Data items:

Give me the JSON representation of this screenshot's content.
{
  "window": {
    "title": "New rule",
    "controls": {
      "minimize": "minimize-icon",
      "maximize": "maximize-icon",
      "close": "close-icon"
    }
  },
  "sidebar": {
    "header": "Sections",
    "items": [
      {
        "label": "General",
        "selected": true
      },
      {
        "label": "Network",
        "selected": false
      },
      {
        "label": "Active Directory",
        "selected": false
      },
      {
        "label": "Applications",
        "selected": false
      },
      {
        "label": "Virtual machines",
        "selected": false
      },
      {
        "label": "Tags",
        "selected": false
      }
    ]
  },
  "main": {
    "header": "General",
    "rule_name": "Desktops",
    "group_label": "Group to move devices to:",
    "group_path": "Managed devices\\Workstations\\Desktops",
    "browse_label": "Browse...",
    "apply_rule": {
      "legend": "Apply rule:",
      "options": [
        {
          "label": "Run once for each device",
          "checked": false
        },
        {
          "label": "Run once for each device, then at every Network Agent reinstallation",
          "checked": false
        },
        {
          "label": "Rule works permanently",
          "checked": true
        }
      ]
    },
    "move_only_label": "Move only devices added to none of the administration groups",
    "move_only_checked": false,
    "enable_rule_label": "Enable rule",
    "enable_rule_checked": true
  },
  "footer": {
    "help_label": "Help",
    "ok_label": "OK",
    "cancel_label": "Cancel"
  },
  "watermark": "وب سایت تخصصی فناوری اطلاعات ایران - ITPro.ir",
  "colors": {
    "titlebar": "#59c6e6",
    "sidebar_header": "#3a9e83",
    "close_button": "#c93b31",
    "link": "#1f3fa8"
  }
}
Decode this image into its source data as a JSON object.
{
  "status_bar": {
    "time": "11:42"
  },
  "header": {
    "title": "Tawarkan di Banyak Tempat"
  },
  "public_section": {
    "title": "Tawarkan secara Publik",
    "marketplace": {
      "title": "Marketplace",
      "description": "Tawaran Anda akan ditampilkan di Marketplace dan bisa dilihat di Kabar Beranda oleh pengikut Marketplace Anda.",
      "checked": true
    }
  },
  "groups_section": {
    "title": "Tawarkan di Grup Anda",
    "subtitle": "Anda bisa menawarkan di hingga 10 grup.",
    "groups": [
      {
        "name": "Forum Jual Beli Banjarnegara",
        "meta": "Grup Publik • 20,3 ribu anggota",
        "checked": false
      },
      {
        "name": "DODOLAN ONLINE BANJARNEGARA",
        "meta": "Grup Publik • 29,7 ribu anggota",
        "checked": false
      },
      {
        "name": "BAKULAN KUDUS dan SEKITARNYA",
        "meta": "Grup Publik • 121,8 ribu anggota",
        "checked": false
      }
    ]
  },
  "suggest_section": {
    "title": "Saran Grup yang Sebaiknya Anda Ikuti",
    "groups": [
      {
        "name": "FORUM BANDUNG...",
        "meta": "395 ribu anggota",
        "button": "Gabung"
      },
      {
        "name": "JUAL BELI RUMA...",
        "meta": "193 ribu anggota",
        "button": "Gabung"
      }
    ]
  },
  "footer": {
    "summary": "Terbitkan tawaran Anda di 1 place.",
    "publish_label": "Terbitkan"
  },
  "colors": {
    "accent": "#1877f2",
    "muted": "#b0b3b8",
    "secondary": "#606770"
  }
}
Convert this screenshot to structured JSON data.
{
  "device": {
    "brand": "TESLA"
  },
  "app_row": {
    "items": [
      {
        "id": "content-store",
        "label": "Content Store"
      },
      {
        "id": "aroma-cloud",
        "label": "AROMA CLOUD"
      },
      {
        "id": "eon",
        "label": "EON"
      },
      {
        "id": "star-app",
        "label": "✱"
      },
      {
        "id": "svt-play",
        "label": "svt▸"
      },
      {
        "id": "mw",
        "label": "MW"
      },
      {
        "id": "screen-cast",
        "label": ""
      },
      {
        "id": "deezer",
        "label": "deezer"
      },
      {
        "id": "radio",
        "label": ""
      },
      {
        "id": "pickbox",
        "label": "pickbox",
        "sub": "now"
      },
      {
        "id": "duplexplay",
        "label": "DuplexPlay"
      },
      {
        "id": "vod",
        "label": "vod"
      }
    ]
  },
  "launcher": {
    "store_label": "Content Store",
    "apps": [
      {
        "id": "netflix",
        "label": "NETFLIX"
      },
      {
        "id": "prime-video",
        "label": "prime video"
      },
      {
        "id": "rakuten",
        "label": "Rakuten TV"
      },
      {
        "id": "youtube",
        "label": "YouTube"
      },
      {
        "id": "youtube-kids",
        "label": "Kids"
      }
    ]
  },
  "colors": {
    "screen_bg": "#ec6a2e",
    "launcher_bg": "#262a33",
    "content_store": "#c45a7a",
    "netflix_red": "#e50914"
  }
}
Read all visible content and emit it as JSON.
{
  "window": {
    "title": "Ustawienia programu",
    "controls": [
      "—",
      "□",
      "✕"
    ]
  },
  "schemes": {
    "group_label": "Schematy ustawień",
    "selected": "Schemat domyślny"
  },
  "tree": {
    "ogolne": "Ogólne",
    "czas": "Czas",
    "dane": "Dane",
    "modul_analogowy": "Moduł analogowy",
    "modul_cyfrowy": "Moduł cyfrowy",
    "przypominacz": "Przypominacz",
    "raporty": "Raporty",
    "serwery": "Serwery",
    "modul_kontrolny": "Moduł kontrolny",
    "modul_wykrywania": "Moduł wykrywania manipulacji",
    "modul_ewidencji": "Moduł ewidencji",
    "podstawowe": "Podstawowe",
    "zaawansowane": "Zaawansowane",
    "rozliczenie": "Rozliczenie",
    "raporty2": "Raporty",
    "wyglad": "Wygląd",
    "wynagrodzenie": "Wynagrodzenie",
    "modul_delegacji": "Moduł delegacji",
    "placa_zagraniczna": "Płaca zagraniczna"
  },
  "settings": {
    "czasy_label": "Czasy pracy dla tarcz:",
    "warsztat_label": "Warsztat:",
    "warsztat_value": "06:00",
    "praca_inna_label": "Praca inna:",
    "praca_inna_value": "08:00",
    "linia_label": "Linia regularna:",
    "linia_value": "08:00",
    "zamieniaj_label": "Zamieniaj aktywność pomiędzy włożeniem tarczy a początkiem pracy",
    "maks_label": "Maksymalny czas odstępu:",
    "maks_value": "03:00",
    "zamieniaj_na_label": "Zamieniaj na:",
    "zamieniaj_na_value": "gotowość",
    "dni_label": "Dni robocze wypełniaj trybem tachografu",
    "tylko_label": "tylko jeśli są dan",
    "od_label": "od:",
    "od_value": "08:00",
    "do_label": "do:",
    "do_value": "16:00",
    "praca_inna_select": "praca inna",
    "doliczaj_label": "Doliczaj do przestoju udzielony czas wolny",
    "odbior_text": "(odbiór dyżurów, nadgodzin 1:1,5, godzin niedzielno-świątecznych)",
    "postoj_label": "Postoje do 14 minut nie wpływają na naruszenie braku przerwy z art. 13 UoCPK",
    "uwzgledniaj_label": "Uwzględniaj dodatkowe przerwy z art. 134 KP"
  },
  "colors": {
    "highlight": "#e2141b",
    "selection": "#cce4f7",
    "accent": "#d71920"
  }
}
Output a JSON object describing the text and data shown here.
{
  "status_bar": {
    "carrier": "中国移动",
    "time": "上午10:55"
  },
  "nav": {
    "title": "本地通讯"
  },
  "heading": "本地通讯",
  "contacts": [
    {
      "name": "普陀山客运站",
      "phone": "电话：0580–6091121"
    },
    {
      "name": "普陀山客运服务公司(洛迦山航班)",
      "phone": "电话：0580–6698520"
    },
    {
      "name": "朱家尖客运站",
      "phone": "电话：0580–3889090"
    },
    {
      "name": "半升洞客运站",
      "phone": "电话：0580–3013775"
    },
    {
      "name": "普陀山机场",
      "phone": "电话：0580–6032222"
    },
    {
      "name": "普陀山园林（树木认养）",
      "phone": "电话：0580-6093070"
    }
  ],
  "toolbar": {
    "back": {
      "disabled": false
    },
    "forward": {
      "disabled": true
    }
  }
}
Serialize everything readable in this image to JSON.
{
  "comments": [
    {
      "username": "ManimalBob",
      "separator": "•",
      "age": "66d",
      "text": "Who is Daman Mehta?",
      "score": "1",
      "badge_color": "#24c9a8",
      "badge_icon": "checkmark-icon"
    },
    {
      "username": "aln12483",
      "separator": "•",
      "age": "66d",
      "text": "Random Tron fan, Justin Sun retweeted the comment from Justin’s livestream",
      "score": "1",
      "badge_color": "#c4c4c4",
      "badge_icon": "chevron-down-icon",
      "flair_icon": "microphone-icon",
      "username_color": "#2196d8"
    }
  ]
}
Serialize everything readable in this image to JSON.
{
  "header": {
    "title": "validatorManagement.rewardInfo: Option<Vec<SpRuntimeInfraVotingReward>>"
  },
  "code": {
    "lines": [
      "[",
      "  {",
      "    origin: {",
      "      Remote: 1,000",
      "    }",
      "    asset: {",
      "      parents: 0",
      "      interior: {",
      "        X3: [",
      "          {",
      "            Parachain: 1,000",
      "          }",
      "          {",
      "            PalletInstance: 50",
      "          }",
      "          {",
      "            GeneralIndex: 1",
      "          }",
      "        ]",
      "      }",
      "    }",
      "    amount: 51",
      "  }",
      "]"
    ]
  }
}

→ Written request: Copy each line containing the word "Desktops" from the data.

→ Response to this exercise:
    "rule_name": "Desktops",
    "group_path": "Managed devices\\Workstations\\Desktops",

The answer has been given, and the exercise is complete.